Pick out each line of the records that includes the string "относительно", and copy it.

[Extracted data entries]
--
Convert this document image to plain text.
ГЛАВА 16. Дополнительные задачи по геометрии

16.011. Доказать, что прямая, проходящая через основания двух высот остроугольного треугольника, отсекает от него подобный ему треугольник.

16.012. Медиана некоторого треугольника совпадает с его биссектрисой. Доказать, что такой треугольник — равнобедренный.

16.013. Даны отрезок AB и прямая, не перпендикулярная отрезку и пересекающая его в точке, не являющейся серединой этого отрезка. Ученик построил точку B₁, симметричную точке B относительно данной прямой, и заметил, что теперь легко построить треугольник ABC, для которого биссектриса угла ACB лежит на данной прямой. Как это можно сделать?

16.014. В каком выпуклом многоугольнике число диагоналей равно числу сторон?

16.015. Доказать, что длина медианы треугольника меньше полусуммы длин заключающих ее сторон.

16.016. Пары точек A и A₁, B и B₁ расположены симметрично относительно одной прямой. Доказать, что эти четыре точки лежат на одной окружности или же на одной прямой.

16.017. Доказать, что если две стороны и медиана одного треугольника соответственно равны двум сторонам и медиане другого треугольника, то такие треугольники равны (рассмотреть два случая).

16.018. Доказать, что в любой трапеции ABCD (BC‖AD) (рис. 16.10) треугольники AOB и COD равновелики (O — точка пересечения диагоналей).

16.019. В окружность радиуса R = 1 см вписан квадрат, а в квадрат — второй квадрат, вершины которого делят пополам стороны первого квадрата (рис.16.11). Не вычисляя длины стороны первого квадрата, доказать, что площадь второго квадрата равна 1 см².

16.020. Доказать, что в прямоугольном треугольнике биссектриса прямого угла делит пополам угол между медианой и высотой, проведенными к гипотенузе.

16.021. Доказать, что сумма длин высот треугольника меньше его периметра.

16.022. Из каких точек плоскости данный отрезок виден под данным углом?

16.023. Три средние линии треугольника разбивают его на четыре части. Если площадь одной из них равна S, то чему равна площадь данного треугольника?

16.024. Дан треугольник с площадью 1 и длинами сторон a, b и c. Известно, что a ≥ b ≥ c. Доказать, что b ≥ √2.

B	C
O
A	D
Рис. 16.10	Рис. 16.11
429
--
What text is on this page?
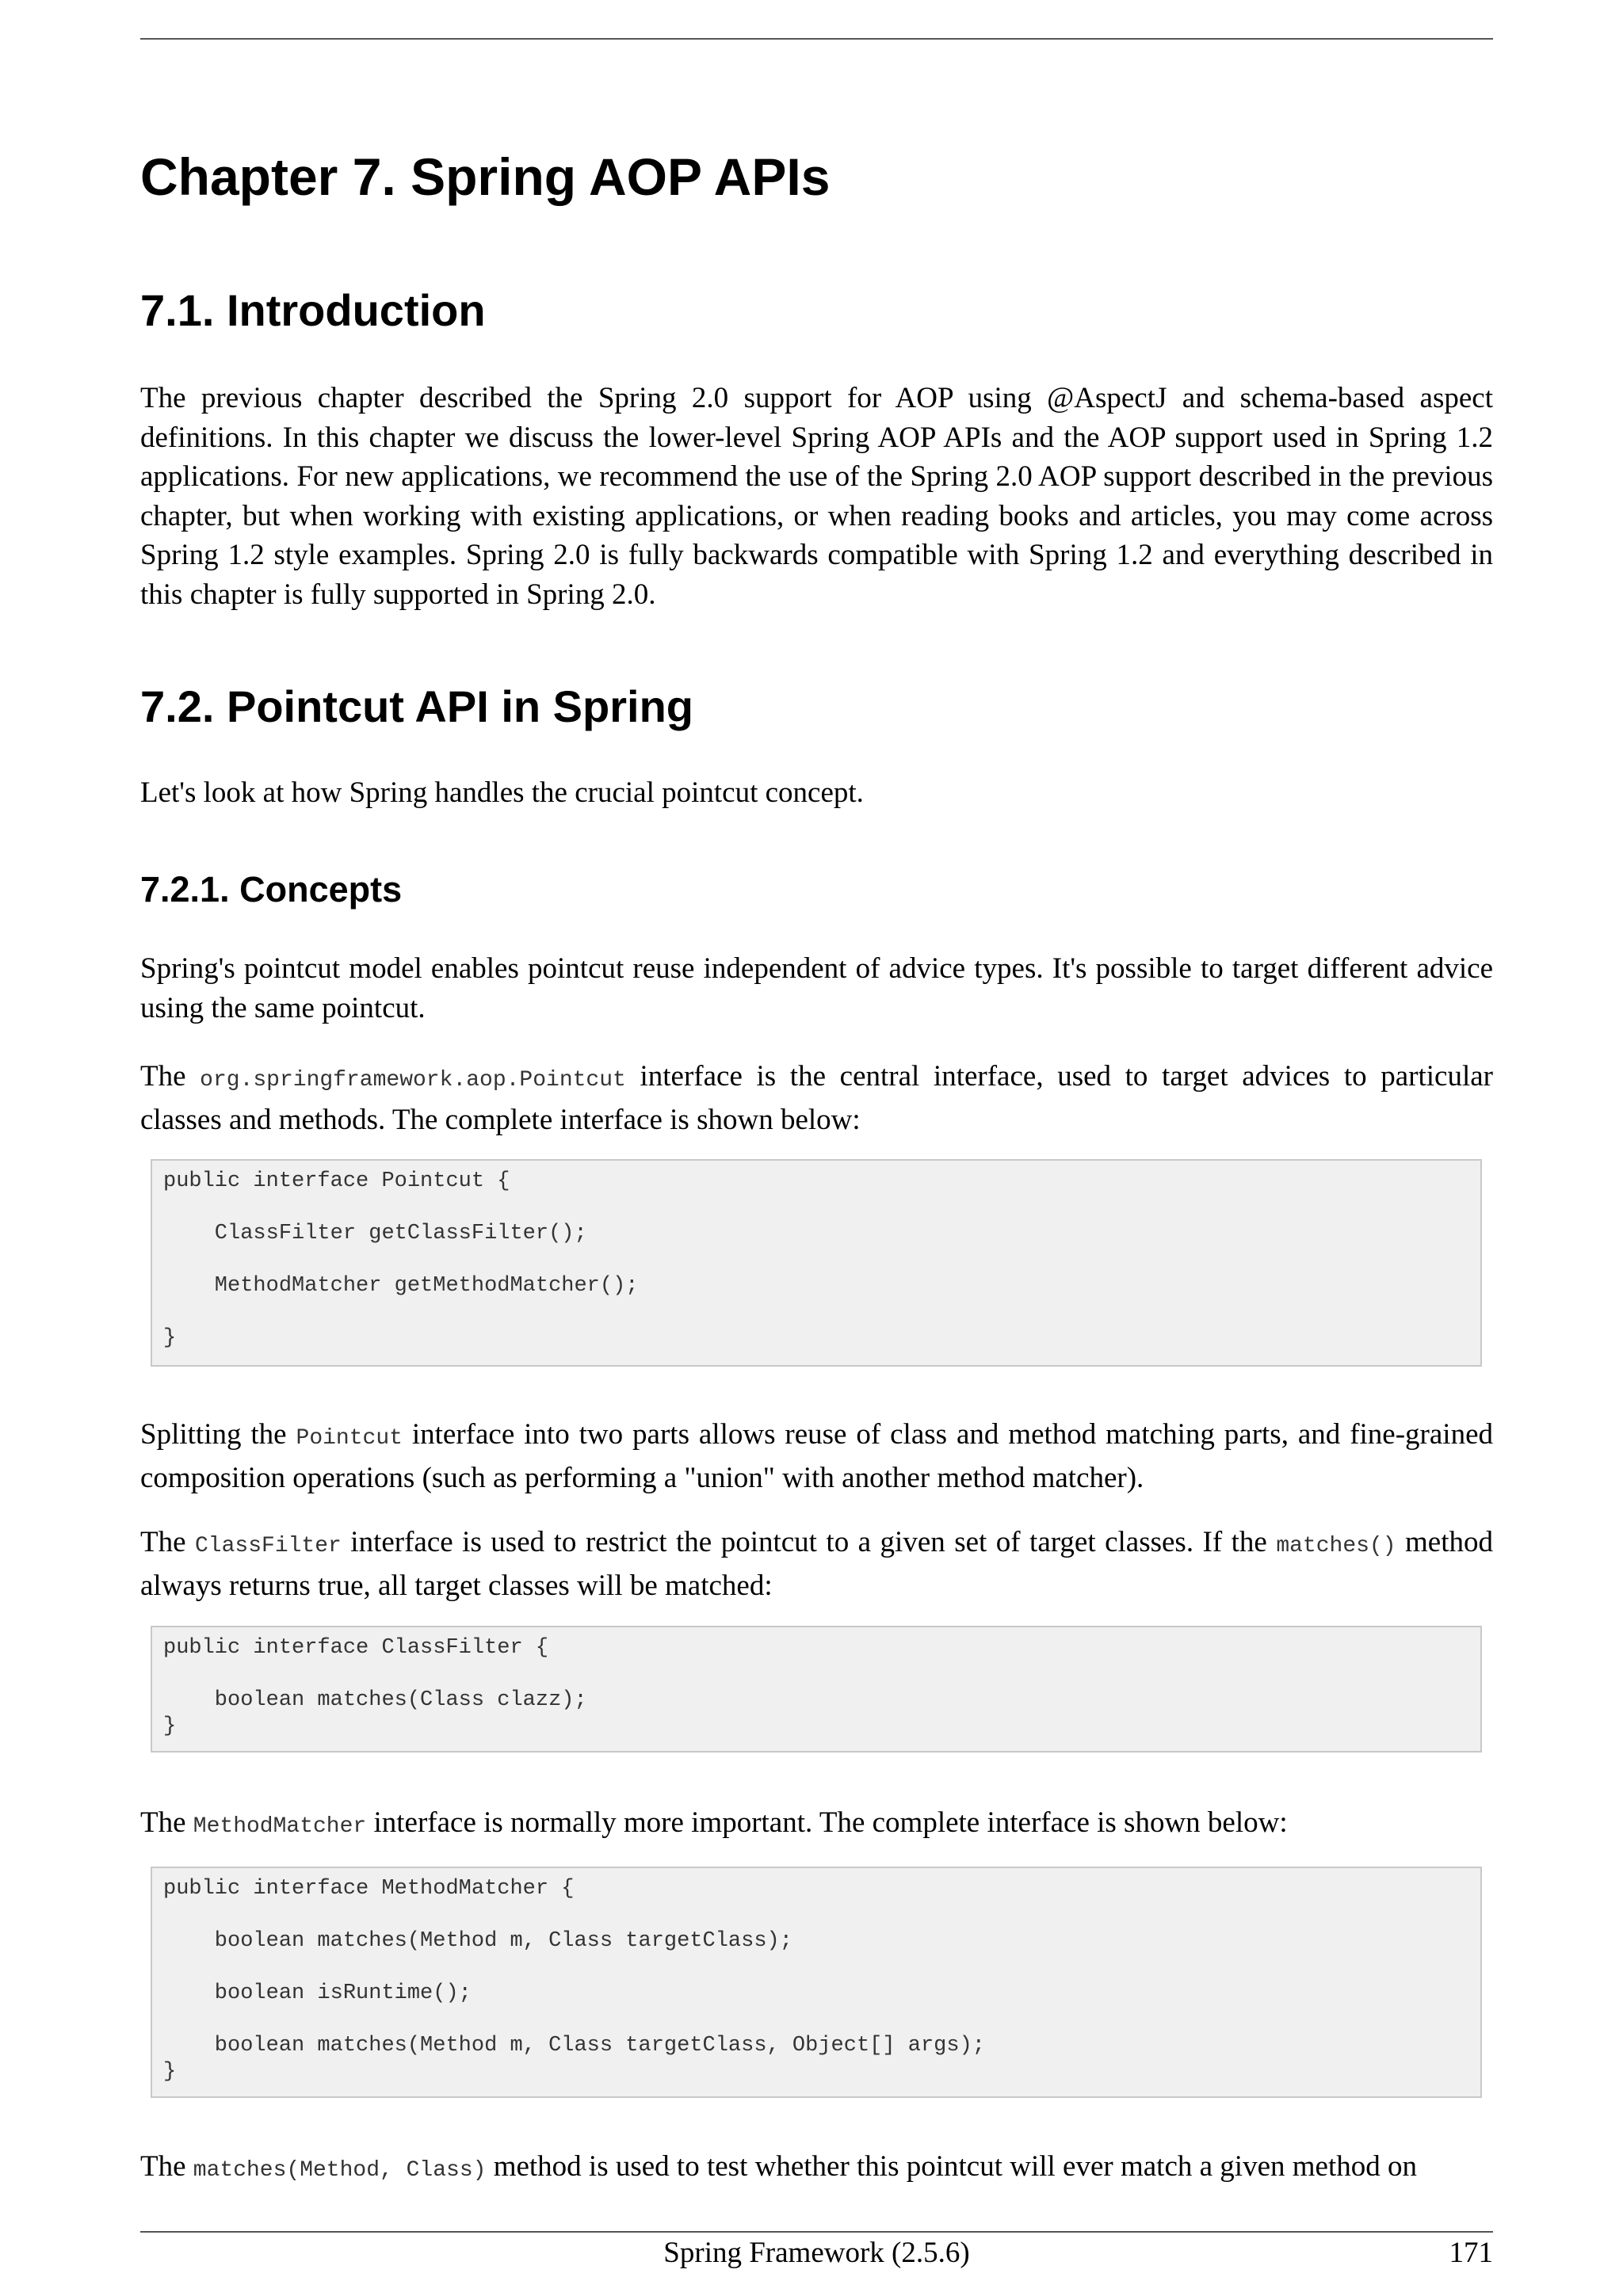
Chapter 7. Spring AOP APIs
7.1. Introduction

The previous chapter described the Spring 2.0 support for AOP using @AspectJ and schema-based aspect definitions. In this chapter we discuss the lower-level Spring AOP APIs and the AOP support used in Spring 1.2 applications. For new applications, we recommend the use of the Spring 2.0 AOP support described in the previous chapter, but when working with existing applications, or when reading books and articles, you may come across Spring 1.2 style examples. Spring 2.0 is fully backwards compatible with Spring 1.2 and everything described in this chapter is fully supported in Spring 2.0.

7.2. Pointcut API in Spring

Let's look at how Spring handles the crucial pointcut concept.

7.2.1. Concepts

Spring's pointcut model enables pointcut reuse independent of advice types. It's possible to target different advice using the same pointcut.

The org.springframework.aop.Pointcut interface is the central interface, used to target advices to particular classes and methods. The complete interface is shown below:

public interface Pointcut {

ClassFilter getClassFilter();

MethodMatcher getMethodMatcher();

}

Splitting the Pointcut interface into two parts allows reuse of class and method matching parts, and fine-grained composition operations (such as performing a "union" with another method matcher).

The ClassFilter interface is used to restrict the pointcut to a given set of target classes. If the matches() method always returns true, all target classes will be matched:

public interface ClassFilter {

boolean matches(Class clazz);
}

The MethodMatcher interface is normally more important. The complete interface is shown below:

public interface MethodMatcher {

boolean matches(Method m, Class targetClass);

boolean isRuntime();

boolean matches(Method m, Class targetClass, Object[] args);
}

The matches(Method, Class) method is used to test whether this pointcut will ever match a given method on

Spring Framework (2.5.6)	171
--
> Reply
16.013. Даны отрезок AB и прямая, не перпендикулярная отрезку и пересекающая его в точке, не являющейся серединой этого отрезка. Ученик построил точку B₁, симметричную точке B относительно данной прямой, и заметил, что теперь легко построить треугольник ABC, для которого биссектриса угла ACB лежит на данной прямой. Как это можно сделать?
16.016. Пары точек A и A₁, B и B₁ расположены симметрично относительно одной прямой. Доказать, что эти четыре точки лежат на одной окружности или же на одной прямой.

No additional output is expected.